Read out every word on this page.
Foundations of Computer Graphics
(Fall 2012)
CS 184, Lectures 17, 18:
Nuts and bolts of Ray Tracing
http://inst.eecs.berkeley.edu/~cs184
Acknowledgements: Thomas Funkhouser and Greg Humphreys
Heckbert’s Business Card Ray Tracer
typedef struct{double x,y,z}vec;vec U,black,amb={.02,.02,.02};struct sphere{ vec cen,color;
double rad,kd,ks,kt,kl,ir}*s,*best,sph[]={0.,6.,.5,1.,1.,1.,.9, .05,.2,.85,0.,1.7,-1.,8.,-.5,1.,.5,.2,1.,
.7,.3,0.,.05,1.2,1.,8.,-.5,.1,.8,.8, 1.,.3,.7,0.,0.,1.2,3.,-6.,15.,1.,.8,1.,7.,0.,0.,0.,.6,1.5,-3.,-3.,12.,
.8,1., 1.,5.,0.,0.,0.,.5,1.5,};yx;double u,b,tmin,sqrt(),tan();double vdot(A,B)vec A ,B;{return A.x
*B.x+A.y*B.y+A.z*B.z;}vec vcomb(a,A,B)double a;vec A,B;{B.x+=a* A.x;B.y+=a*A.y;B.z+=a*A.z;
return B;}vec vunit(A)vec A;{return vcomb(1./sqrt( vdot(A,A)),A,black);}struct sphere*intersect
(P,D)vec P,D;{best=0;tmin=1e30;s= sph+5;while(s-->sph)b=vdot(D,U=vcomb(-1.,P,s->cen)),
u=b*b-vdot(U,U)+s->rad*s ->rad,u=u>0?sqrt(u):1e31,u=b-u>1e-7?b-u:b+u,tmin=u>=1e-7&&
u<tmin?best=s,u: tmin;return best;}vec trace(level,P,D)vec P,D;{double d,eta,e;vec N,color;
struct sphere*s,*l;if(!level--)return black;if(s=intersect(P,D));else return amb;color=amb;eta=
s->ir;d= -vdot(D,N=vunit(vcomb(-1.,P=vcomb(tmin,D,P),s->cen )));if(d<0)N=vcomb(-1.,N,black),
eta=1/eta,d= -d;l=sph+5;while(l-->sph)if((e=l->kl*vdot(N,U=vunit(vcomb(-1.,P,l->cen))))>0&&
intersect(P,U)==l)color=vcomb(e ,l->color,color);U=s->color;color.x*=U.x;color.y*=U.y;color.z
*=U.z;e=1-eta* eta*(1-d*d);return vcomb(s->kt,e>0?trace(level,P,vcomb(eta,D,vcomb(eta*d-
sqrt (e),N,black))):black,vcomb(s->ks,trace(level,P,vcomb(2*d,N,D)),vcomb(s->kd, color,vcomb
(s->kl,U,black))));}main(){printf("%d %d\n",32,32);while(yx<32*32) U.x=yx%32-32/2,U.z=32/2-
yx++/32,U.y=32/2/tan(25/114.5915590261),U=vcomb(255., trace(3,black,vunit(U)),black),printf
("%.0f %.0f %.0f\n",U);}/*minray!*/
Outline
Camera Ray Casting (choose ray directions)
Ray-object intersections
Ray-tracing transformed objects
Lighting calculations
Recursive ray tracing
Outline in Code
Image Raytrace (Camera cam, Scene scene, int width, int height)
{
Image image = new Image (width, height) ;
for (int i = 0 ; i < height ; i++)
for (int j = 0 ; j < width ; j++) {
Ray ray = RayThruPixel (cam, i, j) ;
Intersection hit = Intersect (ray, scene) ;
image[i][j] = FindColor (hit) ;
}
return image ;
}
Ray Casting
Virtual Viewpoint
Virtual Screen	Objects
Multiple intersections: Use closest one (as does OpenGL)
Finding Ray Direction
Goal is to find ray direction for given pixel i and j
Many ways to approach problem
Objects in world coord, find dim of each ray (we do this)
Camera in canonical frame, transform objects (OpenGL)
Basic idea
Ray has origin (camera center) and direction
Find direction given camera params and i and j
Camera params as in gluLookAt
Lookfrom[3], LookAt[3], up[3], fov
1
* * * *
* Problem to work on
Extract the listing in its entirety and repeat it exactly.

* Reply
Read out every word on this page.
Foundations of Computer Graphics
(Fall 2012)
CS 184, Lectures 17, 18:
Nuts and bolts of Ray Tracing
http://inst.eecs.berkeley.edu/~cs184
Acknowledgements: Thomas Funkhouser and Greg Humphreys
Heckbert’s Business Card Ray Tracer
typedef struct{double x,y,z}vec;vec U,black,amb={.02,.02,.02};struct sphere{ vec cen,color;
double rad,kd,ks,kt,kl,ir}*s,*best,sph[]={0.,6.,.5,1.,1.,1.,.9, .05,.2,.85,0.,1.7,-1.,8.,-.5,1.,.5,.2,1.,
.7,.3,0.,.05,1.2,1.,8.,-.5,.1,.8,.8, 1.,.3,.7,0.,0.,1.2,3.,-6.,15.,1.,.8,1.,7.,0.,0.,0.,.6,1.5,-3.,-3.,12.,
.8,1., 1.,5.,0.,0.,0.,.5,1.5,};yx;double u,b,tmin,sqrt(),tan();double vdot(A,B)vec A ,B;{return A.x
*B.x+A.y*B.y+A.z*B.z;}vec vcomb(a,A,B)double a;vec A,B;{B.x+=a* A.x;B.y+=a*A.y;B.z+=a*A.z;
return B;}vec vunit(A)vec A;{return vcomb(1./sqrt( vdot(A,A)),A,black);}struct sphere*intersect
(P,D)vec P,D;{best=0;tmin=1e30;s= sph+5;while(s-->sph)b=vdot(D,U=vcomb(-1.,P,s->cen)),
u=b*b-vdot(U,U)+s->rad*s ->rad,u=u>0?sqrt(u):1e31,u=b-u>1e-7?b-u:b+u,tmin=u>=1e-7&&
u<tmin?best=s,u: tmin;return best;}vec trace(level,P,D)vec P,D;{double d,eta,e;vec N,color;
struct sphere*s,*l;if(!level--)return black;if(s=intersect(P,D));else return amb;color=amb;eta=
s->ir;d= -vdot(D,N=vunit(vcomb(-1.,P=vcomb(tmin,D,P),s->cen )));if(d<0)N=vcomb(-1.,N,black),
eta=1/eta,d= -d;l=sph+5;while(l-->sph)if((e=l->kl*vdot(N,U=vunit(vcomb(-1.,P,l->cen))))>0&&
intersect(P,U)==l)color=vcomb(e ,l->color,color);U=s->color;color.x*=U.x;color.y*=U.y;color.z
*=U.z;e=1-eta* eta*(1-d*d);return vcomb(s->kt,e>0?trace(level,P,vcomb(eta,D,vcomb(eta*d-
sqrt (e),N,black))):black,vcomb(s->ks,trace(level,P,vcomb(2*d,N,D)),vcomb(s->kd, color,vcomb
(s->kl,U,black))));}main(){printf("%d %d\n",32,32);while(yx<32*32) U.x=yx%32-32/2,U.z=32/2-
yx++/32,U.y=32/2/tan(25/114.5915590261),U=vcomb(255., trace(3,black,vunit(U)),black),printf
("%.0f %.0f %.0f\n",U);}/*minray!*/
Outline
Camera Ray Casting (choose ray directions)
Ray-object intersections
Ray-tracing transformed objects
Lighting calculations
Recursive ray tracing
Outline in Code
Image Raytrace (Camera cam, Scene scene, int width, int height)
{
Image image = new Image (width, height) ;
for (int i = 0 ; i < height ; i++)
for (int j = 0 ; j < width ; j++) {
Ray ray = RayThruPixel (cam, i, j) ;
Intersection hit = Intersect (ray, scene) ;
image[i][j] = FindColor (hit) ;
}
return image ;
}
Ray Casting
Virtual Viewpoint
Virtual Screen	Objects
Multiple intersections: Use closest one (as does OpenGL)
Finding Ray Direction
Goal is to find ray direction for given pixel i and j
Many ways to approach problem
Objects in world coord, find dim of each ray (we do this)
Camera in canonical frame, transform objects (OpenGL)
Basic idea
Ray has origin (camera center) and direction
Find direction given camera params and i and j
Camera params as in gluLookAt
Lookfrom[3], LookAt[3], up[3], fov
1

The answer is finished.